● **DIRECTIONS**:
Give every line below again, exactly.

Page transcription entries

....

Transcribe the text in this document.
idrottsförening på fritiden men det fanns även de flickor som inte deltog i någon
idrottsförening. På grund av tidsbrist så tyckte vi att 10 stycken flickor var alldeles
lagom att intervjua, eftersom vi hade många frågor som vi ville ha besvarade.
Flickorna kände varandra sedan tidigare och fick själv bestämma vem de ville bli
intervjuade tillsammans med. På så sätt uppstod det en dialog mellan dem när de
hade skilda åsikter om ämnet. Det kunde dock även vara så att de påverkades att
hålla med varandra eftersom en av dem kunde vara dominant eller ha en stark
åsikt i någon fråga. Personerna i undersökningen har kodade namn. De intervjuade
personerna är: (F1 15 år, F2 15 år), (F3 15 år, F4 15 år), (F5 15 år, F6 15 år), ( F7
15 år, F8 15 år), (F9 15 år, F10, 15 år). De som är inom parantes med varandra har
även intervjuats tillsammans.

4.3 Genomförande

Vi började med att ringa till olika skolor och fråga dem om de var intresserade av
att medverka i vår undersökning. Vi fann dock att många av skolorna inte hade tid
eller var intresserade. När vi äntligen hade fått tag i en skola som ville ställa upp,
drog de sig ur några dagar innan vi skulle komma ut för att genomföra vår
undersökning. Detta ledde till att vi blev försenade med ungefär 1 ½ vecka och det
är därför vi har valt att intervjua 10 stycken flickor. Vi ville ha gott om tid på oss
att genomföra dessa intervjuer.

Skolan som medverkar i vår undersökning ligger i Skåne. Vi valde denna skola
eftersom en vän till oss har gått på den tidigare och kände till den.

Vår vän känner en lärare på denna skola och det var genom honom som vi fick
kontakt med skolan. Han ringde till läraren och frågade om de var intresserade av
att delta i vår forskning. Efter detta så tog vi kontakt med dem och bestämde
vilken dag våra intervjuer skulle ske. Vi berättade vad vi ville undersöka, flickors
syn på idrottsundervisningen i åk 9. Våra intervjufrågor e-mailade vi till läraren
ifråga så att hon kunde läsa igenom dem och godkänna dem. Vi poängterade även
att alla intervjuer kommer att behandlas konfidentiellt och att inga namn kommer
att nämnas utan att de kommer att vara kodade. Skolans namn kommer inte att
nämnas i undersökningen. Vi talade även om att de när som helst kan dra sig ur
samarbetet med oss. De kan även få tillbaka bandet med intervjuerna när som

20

....

● **RESPONSE TO THIS EXERCISE**:
Transcribe the text in this document.
idrottsförening på fritiden men det fanns även de flickor som inte deltog i någon
idrottsförening. På grund av tidsbrist så tyckte vi att 10 stycken flickor var alldeles
lagom att intervjua, eftersom vi hade många frågor som vi ville ha besvarade.
Flickorna kände varandra sedan tidigare och fick själv bestämma vem de ville bli
intervjuade tillsammans med. På så sätt uppstod det en dialog mellan dem när de
hade skilda åsikter om ämnet. Det kunde dock även vara så att de påverkades att
hålla med varandra eftersom en av dem kunde vara dominant eller ha en stark
åsikt i någon fråga. Personerna i undersökningen har kodade namn. De intervjuade
personerna är: (F1 15 år, F2 15 år), (F3 15 år, F4 15 år), (F5 15 år, F6 15 år), ( F7
15 år, F8 15 år), (F9 15 år, F10, 15 år). De som är inom parantes med varandra har
även intervjuats tillsammans.

4.3 Genomförande

Vi började med att ringa till olika skolor och fråga dem om de var intresserade av
att medverka i vår undersökning. Vi fann dock att många av skolorna inte hade tid
eller var intresserade. När vi äntligen hade fått tag i en skola som ville ställa upp,
drog de sig ur några dagar innan vi skulle komma ut för att genomföra vår
undersökning. Detta ledde till att vi blev försenade med ungefär 1 ½ vecka och det
är därför vi har valt att intervjua 10 stycken flickor. Vi ville ha gott om tid på oss
att genomföra dessa intervjuer.

Skolan som medverkar i vår undersökning ligger i Skåne. Vi valde denna skola
eftersom en vän till oss har gått på den tidigare och kände till den.

Vår vän känner en lärare på denna skola och det var genom honom som vi fick
kontakt med skolan. Han ringde till läraren och frågade om de var intresserade av
att delta i vår forskning. Efter detta så tog vi kontakt med dem och bestämde
vilken dag våra intervjuer skulle ske. Vi berättade vad vi ville undersöka, flickors
syn på idrottsundervisningen i åk 9. Våra intervjufrågor e-mailade vi till läraren
ifråga så att hon kunde läsa igenom dem och godkänna dem. Vi poängterade även
att alla intervjuer kommer att behandlas konfidentiellt och att inga namn kommer
att nämnas utan att de kommer att vara kodade. Skolans namn kommer inte att
nämnas i undersökningen. Vi talade även om att de när som helst kan dra sig ur
samarbetet med oss. De kan även få tillbaka bandet med intervjuerna när som

20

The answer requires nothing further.